AIM:
Wherever the word "this" appears in a line, copy that line.

— BEGIN AVAILABLE RECORDS —

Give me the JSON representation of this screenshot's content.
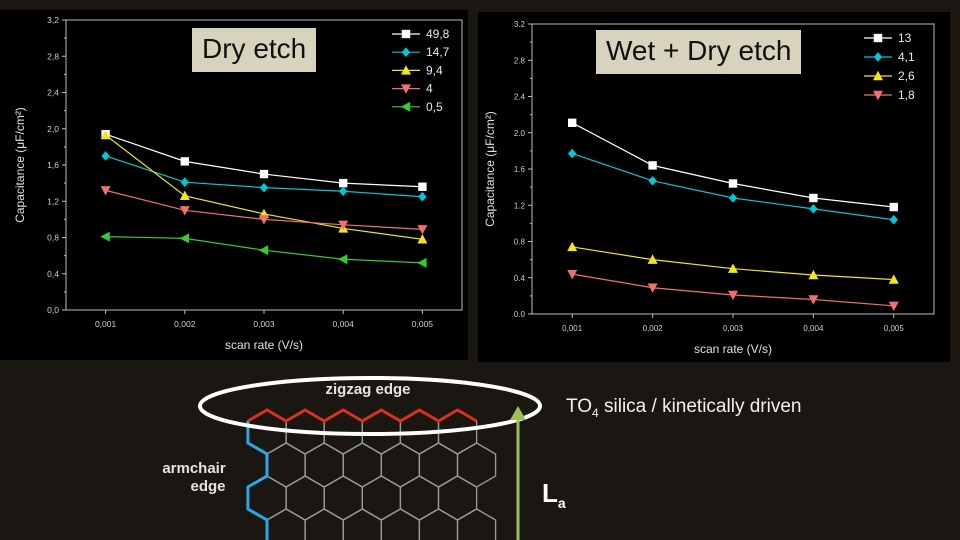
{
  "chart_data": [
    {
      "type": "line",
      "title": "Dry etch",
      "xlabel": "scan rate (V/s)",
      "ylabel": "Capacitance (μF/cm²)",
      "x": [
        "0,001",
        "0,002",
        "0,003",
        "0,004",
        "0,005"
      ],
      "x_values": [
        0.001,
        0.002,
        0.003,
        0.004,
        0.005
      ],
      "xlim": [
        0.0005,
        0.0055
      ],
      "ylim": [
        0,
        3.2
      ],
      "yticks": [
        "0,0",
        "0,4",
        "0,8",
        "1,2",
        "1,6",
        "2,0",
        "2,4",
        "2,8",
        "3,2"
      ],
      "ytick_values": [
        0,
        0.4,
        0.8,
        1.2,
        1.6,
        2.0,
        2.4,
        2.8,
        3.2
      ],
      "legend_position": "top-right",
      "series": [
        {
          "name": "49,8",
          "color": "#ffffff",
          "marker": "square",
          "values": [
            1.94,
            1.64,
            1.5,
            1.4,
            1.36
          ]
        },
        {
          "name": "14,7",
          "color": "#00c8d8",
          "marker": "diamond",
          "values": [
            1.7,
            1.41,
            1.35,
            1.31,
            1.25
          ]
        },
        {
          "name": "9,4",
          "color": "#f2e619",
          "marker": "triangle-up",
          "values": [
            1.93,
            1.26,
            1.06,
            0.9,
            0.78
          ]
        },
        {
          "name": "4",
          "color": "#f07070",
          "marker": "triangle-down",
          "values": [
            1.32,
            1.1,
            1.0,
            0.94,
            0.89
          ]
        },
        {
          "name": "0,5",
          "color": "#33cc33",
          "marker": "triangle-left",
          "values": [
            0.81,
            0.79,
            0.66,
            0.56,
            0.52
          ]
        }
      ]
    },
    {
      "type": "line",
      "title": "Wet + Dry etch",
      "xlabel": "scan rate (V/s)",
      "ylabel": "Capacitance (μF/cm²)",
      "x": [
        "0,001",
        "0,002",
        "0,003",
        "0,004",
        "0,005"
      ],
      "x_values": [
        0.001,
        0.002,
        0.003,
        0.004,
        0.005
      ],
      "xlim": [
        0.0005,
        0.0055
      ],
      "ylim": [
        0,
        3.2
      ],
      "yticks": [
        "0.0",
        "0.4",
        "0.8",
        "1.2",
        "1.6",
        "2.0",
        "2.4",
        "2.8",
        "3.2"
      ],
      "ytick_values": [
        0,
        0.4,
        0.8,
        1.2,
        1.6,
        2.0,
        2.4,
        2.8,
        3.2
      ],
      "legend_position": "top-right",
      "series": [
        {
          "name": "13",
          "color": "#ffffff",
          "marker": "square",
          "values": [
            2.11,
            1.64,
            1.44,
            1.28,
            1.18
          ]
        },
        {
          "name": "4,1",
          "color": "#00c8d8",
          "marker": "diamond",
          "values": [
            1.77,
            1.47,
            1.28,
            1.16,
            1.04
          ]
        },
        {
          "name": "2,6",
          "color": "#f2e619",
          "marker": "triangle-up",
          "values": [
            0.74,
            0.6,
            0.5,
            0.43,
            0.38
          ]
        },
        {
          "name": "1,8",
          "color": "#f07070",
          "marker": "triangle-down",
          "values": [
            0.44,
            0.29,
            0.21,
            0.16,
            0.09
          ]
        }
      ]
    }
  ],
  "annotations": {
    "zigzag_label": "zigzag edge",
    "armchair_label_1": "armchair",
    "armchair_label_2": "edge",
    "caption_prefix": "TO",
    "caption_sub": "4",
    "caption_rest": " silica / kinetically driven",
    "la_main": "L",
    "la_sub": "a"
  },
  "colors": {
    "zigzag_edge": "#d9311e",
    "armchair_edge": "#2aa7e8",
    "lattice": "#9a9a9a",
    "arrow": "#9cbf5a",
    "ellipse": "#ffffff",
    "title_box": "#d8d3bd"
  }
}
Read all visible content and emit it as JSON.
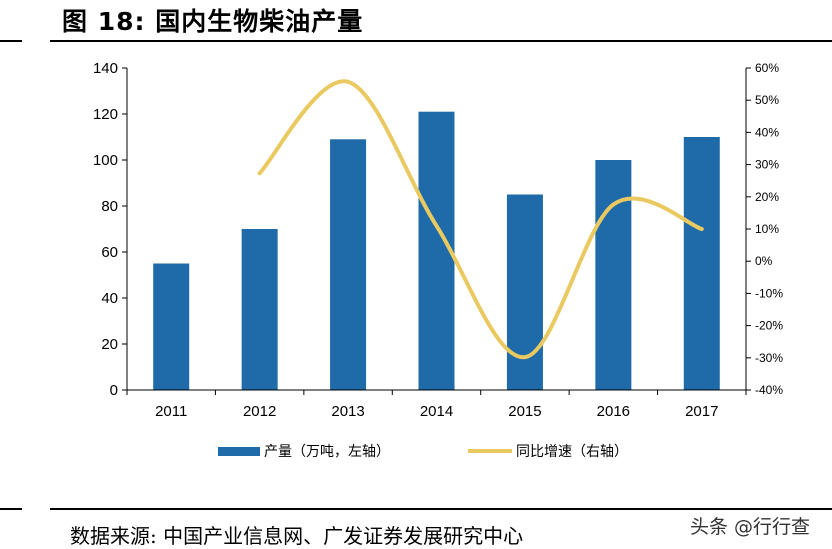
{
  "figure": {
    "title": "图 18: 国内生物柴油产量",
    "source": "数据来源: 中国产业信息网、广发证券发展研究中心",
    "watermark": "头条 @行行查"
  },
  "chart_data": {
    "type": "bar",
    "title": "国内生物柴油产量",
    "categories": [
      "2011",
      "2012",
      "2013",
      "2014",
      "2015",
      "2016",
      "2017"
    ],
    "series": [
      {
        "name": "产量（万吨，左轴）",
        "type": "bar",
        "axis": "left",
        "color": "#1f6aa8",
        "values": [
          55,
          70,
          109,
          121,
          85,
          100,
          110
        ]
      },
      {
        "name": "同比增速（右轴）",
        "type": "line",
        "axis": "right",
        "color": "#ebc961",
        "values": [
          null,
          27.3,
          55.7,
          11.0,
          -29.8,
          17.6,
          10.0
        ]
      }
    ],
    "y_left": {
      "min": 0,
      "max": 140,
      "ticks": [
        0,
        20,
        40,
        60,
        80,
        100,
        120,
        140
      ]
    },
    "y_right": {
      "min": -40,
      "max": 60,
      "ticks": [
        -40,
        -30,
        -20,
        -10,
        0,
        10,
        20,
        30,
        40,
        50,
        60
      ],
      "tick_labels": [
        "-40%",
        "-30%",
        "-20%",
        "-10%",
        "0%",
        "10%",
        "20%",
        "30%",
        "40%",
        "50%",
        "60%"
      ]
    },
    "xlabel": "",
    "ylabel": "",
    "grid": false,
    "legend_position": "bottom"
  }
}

— END AVAILABLE RECORDS —
— BEGIN AVAILABLE RECORDS —

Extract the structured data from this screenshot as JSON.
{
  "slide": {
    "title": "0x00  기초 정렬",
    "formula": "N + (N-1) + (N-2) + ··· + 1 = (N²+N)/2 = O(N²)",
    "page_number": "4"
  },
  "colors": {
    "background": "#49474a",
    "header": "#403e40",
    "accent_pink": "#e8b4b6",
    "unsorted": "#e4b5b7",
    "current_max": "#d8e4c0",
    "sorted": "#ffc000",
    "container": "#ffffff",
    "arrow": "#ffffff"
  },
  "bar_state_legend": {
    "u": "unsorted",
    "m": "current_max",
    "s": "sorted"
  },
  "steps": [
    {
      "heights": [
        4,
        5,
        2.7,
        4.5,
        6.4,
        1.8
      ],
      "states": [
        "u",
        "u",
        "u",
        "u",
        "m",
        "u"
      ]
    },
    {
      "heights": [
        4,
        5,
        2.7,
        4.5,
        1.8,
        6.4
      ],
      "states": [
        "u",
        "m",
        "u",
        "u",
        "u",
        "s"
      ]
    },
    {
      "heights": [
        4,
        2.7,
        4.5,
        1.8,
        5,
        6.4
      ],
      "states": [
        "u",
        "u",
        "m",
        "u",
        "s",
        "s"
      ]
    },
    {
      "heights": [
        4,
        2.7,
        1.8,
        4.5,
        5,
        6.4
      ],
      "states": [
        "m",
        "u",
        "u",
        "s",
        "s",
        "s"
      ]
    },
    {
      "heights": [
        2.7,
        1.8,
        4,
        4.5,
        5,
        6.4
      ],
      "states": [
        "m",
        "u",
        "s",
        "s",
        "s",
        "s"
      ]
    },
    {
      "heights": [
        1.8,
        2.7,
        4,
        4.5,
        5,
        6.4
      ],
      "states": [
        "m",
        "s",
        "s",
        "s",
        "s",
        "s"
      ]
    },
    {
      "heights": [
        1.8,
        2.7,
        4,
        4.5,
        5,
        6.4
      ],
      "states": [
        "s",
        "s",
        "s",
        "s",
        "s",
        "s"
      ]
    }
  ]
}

— END AVAILABLE RECORDS —
— BEGIN AVAILABLE RECORDS —

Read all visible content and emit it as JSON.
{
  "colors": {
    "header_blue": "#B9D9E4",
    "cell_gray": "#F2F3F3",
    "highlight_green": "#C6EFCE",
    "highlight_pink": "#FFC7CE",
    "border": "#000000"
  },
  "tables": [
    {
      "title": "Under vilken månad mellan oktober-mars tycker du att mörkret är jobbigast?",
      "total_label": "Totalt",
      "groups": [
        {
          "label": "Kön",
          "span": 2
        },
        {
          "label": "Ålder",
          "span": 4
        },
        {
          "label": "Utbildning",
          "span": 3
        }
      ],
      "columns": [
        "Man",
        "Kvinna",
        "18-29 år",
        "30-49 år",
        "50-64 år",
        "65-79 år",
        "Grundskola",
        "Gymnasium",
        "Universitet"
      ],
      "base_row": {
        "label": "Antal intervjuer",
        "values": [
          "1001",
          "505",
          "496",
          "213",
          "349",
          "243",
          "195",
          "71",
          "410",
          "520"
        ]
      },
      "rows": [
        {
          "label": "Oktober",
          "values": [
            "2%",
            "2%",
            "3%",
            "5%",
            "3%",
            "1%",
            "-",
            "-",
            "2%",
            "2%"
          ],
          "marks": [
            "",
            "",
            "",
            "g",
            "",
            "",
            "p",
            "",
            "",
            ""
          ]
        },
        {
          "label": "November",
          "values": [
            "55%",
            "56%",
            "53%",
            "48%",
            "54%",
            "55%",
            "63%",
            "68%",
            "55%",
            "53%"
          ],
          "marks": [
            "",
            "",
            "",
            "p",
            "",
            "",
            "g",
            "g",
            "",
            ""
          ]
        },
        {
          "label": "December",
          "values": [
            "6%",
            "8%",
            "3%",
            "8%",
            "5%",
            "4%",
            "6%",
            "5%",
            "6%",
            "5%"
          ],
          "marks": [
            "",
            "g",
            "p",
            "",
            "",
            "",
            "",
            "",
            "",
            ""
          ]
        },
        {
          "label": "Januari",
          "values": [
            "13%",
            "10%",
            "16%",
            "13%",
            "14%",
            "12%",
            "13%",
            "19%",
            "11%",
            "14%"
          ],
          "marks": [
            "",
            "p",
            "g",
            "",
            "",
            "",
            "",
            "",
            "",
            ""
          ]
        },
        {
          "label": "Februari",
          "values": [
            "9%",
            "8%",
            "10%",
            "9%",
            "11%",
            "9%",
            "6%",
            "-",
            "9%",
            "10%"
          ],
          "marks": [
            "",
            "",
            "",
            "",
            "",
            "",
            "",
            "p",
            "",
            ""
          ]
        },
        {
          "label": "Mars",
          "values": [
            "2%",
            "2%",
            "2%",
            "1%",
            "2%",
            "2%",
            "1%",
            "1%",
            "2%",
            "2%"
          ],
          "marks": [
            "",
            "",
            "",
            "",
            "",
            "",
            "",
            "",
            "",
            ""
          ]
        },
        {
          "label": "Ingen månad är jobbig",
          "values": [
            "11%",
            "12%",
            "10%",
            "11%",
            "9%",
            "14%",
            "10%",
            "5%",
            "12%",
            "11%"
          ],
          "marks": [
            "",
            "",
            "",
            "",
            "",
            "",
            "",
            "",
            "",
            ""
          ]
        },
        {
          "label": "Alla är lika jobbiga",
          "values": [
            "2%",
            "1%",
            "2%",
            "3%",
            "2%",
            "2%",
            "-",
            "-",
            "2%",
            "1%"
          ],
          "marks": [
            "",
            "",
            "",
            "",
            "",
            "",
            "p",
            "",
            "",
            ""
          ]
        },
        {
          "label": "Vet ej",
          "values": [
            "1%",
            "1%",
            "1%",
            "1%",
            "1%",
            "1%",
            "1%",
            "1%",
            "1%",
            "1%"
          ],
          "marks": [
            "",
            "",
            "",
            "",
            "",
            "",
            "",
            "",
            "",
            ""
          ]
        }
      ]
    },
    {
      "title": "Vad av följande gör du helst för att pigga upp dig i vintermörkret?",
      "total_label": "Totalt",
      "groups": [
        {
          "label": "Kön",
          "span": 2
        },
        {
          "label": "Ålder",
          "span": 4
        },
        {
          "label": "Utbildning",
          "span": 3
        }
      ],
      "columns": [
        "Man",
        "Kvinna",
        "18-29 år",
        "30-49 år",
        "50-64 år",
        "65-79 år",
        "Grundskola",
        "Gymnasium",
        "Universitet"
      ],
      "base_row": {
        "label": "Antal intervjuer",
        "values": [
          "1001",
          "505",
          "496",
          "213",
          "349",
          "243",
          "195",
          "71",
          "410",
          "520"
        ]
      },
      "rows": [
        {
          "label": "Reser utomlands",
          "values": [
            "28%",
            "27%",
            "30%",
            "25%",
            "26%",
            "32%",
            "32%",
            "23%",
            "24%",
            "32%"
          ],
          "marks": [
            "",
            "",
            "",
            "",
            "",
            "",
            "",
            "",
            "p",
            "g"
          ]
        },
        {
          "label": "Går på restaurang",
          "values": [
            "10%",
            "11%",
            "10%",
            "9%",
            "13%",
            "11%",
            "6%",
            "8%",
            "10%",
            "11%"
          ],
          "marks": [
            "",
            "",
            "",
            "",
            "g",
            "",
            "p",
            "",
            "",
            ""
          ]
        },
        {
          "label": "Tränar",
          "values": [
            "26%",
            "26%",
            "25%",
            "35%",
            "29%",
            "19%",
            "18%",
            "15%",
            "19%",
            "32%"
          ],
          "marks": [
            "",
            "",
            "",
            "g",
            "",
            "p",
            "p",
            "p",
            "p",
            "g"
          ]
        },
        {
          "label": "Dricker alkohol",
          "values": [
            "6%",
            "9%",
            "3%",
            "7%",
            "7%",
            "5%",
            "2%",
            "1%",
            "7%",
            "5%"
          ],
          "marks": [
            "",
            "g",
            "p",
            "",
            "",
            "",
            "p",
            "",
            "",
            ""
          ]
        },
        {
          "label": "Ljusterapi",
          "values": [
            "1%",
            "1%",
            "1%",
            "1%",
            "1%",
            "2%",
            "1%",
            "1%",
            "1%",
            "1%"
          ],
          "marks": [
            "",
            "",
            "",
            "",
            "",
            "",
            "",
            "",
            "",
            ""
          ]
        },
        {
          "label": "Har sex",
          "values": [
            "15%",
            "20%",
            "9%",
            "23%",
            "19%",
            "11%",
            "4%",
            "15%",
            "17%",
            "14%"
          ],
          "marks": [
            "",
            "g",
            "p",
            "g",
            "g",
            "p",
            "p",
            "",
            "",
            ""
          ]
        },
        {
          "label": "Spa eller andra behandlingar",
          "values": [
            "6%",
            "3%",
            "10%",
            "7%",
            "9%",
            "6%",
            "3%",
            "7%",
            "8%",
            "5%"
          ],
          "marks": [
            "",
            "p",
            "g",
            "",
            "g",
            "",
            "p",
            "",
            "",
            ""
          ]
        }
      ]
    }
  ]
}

— END AVAILABLE RECORDS —

TASK ANSWER:
Give me the JSON representation of this screenshot's content.
Extract the structured data from this screenshot as JSON.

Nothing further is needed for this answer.